--- Assignment ---
Return every line from the records below with the string "grid".

----------------

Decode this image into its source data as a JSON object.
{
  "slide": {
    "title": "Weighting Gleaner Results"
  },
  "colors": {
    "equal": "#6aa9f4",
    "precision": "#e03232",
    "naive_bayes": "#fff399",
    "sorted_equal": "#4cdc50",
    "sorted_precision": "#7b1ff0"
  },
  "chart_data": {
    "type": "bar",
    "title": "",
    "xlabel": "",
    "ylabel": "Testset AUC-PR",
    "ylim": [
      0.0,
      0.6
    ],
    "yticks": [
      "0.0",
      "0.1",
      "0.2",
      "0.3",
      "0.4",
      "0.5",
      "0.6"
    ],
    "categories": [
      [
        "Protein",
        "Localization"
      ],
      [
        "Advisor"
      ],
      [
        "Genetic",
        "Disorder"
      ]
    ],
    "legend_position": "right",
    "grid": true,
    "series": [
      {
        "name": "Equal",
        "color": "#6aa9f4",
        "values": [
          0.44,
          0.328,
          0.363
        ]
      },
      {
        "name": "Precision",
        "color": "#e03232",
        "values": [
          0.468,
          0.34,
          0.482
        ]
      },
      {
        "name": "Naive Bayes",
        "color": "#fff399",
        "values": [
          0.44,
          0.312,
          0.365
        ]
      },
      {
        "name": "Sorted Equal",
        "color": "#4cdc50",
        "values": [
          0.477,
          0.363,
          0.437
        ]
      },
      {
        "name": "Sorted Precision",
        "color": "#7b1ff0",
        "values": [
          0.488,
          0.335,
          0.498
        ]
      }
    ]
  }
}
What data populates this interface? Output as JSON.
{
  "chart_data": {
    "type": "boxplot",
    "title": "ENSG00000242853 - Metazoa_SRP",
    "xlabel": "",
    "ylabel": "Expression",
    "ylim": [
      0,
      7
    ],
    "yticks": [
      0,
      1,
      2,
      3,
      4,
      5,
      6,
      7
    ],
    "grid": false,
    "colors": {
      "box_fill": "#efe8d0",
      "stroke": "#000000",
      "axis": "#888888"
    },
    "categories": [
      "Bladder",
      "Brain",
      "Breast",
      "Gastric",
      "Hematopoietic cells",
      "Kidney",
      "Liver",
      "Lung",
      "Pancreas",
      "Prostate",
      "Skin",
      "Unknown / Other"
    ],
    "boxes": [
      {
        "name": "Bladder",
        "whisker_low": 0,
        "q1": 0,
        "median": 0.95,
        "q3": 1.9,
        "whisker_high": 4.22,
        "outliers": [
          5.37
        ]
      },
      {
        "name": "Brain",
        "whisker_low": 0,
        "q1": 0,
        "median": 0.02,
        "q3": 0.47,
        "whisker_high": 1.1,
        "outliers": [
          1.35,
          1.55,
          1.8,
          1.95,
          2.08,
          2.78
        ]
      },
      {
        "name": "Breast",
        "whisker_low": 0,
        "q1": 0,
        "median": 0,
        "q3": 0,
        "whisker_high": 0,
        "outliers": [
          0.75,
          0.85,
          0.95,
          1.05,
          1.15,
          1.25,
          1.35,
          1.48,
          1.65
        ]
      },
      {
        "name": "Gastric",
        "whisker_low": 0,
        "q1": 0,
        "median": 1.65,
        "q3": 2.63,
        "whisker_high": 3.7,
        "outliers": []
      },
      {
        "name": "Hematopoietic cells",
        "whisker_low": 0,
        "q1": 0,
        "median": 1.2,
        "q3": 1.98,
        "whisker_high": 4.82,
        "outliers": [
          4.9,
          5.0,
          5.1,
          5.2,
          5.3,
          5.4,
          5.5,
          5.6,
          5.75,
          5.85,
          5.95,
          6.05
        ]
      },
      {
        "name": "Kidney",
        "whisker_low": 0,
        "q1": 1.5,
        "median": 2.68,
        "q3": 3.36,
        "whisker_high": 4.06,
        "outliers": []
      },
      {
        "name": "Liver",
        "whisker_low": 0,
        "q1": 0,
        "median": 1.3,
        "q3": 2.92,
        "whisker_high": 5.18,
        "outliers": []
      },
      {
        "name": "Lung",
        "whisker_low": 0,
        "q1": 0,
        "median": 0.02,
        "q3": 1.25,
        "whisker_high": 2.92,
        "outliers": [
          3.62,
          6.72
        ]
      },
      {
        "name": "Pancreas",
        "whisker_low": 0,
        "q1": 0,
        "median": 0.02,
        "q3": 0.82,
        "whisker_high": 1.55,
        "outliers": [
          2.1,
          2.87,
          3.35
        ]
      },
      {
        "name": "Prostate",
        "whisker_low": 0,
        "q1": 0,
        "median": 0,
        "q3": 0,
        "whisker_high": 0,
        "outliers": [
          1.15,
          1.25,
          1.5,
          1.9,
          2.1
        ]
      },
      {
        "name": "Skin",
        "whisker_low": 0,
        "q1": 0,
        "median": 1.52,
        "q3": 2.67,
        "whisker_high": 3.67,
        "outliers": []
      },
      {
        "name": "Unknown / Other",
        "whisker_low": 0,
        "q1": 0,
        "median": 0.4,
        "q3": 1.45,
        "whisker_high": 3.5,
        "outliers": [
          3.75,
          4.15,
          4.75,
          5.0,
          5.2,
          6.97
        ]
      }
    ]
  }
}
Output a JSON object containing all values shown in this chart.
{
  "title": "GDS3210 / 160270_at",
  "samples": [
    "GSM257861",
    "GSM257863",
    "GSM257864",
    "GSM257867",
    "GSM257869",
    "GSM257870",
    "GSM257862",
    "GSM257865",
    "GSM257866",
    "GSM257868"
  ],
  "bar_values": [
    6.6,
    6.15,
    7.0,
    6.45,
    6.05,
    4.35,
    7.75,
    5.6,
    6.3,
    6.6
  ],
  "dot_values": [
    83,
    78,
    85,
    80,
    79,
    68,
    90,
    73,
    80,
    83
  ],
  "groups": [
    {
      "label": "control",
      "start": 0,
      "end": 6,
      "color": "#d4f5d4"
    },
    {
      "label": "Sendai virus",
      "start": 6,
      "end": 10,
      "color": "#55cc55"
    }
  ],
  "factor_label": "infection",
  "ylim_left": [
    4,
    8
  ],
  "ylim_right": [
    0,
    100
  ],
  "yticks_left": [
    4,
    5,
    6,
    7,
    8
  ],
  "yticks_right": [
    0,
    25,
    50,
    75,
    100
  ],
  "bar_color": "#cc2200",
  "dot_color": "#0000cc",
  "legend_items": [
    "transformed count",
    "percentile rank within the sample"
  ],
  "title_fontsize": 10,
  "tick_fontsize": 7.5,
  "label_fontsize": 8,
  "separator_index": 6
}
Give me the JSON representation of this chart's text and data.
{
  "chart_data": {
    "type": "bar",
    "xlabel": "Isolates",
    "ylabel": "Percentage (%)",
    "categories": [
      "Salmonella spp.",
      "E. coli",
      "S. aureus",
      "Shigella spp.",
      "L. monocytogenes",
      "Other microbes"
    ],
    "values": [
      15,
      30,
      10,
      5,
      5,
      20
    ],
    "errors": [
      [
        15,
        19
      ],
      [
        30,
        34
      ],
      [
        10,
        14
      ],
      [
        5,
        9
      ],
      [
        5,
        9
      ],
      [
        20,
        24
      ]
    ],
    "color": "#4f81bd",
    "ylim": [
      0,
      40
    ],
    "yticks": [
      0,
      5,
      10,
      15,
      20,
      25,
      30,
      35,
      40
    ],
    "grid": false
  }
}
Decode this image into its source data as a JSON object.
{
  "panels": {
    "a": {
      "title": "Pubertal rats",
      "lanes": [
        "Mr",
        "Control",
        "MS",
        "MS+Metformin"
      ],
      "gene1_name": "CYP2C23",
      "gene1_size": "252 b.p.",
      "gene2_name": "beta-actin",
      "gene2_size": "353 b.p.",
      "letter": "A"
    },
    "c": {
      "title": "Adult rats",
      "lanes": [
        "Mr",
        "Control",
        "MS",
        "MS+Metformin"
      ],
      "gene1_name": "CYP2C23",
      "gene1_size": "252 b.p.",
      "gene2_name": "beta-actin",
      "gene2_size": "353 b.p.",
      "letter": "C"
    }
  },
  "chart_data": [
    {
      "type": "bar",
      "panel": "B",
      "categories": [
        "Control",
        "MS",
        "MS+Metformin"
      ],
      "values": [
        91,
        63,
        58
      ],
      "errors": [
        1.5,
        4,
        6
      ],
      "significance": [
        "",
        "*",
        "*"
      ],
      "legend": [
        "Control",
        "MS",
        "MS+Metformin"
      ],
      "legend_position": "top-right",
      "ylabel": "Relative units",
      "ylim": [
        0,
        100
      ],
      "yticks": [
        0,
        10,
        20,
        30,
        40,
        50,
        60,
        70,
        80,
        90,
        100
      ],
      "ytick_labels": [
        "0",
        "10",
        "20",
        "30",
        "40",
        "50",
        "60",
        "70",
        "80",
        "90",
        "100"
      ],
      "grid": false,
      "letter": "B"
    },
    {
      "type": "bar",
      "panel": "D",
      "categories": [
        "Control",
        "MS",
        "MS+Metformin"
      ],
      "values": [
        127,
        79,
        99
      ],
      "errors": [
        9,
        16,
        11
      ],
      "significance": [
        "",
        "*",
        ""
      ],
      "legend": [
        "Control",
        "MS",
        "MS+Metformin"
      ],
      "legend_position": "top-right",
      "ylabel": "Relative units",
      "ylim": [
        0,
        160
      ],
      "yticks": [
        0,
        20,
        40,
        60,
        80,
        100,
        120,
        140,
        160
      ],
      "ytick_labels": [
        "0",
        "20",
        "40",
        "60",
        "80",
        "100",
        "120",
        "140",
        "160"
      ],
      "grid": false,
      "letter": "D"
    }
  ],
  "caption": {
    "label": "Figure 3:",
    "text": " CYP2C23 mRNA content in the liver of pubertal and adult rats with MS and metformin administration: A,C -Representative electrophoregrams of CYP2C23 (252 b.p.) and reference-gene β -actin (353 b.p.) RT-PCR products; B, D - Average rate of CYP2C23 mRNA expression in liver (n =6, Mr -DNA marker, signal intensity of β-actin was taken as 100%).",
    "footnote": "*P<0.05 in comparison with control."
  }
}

----------------

--- Solution to this problem ---
    "grid": true,
    "grid": false,
    "grid": false
      "grid": false,
      "grid": false,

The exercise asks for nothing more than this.